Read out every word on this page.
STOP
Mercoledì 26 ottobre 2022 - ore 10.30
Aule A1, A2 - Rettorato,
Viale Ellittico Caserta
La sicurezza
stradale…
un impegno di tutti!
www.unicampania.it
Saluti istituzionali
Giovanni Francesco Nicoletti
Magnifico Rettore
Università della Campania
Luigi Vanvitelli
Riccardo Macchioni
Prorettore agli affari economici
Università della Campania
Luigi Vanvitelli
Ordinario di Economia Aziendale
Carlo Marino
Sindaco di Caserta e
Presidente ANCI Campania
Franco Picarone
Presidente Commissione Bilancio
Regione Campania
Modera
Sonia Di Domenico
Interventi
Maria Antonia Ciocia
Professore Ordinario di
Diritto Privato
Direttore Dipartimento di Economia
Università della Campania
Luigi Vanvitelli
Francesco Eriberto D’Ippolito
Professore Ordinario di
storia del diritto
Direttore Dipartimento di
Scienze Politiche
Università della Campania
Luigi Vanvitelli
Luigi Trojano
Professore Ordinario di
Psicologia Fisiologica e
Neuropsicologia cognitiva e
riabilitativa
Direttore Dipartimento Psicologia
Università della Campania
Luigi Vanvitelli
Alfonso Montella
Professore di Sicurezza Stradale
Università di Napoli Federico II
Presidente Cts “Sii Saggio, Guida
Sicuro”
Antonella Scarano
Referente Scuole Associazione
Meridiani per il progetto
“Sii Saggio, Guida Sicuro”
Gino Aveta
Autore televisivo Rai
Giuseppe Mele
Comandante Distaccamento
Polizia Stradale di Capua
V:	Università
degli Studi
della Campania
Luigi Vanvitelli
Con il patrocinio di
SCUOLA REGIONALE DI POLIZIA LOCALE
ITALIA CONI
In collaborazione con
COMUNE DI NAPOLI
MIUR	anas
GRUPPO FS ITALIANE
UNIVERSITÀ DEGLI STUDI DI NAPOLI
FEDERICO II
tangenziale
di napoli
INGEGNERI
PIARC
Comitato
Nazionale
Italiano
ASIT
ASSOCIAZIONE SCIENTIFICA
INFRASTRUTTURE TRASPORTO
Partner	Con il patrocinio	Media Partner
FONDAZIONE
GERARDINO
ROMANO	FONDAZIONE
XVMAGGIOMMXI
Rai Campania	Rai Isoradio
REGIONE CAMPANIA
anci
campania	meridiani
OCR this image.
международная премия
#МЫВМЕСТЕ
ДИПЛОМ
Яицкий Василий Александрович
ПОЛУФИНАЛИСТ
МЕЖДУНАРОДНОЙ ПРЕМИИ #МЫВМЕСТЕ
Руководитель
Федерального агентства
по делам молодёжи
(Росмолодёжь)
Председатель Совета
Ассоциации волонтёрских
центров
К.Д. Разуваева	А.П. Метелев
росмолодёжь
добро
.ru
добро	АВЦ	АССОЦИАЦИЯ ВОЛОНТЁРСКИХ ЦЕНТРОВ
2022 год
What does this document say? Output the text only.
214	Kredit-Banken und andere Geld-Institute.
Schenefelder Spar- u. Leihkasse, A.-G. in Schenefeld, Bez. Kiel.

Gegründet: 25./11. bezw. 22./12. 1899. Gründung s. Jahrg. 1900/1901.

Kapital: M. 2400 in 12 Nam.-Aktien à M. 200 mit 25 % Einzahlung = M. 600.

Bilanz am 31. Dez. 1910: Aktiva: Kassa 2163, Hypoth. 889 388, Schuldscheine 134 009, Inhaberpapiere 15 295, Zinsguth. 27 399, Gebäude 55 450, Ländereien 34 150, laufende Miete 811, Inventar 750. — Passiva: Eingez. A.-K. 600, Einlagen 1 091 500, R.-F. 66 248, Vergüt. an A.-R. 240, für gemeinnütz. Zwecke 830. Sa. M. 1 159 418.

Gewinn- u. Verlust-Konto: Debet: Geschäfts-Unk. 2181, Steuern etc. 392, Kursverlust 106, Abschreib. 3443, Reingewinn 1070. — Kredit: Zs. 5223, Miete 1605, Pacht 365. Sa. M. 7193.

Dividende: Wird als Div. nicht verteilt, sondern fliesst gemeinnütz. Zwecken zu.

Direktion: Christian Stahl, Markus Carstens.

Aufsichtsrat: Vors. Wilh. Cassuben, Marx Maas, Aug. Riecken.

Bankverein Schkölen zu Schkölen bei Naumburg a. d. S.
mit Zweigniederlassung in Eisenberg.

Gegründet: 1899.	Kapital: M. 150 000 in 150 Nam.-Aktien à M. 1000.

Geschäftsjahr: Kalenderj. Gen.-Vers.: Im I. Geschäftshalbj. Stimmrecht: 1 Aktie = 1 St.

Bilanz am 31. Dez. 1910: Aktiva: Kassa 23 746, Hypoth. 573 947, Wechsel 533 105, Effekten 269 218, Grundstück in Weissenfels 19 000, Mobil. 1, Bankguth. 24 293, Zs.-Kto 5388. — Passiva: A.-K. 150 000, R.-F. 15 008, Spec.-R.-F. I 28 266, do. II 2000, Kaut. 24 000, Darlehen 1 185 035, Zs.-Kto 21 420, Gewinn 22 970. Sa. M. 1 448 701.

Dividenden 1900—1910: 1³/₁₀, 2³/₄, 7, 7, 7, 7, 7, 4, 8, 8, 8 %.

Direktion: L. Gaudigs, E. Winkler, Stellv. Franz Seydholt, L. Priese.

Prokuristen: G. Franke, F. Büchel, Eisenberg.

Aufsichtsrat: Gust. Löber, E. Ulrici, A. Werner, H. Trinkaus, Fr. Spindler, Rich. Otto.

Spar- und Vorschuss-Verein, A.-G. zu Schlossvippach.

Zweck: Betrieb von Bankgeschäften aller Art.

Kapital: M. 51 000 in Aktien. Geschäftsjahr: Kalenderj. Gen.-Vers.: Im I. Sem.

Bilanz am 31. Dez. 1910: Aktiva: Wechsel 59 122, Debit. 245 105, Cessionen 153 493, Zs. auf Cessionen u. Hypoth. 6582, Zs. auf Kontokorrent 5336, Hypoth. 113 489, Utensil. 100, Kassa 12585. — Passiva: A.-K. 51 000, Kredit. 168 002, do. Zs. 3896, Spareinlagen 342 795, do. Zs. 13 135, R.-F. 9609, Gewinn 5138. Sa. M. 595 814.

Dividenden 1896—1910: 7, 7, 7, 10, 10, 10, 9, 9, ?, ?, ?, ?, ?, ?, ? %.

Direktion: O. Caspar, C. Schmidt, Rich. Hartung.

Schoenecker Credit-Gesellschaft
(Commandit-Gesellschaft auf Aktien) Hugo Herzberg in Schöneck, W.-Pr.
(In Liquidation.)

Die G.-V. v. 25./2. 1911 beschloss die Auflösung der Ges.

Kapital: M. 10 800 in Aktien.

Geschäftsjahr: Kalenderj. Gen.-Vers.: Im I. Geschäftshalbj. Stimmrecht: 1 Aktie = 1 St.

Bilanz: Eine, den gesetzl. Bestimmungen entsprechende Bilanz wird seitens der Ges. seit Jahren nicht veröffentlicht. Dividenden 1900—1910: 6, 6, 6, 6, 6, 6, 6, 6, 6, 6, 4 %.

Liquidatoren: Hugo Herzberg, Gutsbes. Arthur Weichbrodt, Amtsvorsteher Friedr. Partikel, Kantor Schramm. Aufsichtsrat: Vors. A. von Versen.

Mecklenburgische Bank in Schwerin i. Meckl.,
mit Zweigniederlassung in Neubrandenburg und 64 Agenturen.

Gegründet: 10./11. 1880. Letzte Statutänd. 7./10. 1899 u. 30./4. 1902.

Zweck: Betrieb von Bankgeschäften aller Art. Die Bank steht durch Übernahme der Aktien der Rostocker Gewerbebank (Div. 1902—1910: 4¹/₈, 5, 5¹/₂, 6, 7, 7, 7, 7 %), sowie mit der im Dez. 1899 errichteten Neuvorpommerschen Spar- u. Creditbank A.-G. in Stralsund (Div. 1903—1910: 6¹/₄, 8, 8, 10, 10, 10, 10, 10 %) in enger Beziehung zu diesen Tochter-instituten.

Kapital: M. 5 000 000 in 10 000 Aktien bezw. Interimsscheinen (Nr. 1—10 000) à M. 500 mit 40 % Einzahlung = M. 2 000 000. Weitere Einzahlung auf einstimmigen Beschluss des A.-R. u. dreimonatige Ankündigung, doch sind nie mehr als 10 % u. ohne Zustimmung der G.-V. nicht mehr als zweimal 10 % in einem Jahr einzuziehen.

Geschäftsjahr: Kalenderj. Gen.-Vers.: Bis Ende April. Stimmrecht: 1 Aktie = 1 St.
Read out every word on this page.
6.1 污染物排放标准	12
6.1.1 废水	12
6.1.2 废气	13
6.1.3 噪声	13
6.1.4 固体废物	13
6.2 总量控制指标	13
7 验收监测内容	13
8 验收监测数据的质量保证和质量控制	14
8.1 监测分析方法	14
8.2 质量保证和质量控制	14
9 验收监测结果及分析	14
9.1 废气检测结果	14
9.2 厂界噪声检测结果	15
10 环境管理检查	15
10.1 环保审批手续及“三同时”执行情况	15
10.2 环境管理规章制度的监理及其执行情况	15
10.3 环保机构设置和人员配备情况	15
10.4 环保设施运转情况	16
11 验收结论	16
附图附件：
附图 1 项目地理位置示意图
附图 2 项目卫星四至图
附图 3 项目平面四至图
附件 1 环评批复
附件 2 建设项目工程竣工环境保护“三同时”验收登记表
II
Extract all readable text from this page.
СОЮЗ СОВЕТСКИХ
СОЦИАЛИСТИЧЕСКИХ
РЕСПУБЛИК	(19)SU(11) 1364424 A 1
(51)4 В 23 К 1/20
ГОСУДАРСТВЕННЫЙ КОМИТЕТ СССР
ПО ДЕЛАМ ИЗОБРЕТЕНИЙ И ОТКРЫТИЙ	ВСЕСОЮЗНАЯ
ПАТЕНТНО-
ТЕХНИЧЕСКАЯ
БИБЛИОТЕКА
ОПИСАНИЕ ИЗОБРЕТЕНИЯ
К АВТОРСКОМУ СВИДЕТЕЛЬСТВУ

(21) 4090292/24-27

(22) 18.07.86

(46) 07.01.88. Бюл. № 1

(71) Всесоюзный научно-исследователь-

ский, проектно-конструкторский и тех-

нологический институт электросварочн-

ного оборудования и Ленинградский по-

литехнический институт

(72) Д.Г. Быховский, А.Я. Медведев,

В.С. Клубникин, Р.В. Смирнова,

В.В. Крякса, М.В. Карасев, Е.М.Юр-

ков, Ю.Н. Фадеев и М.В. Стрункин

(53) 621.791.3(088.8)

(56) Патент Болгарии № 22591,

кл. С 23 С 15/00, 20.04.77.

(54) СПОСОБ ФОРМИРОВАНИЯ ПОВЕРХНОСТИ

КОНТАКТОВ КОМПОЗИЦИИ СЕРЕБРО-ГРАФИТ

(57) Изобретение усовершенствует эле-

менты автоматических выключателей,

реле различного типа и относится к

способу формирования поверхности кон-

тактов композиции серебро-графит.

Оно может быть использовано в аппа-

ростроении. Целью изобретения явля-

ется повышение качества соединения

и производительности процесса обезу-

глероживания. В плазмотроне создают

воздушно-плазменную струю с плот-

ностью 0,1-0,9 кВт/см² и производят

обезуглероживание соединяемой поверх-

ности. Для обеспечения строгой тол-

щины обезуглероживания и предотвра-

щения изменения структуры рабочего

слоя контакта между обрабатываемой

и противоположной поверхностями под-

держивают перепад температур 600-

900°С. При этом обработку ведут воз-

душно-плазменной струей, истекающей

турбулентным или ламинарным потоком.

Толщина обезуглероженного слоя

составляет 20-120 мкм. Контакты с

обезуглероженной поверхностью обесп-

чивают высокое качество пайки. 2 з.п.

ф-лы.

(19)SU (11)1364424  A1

* **GOAL OF THE EXERCISE**:
Tally the lines of the listing above that include the word "Hugo". Answer with the number alone.

* **RESPONSE TO THE TASK**:
2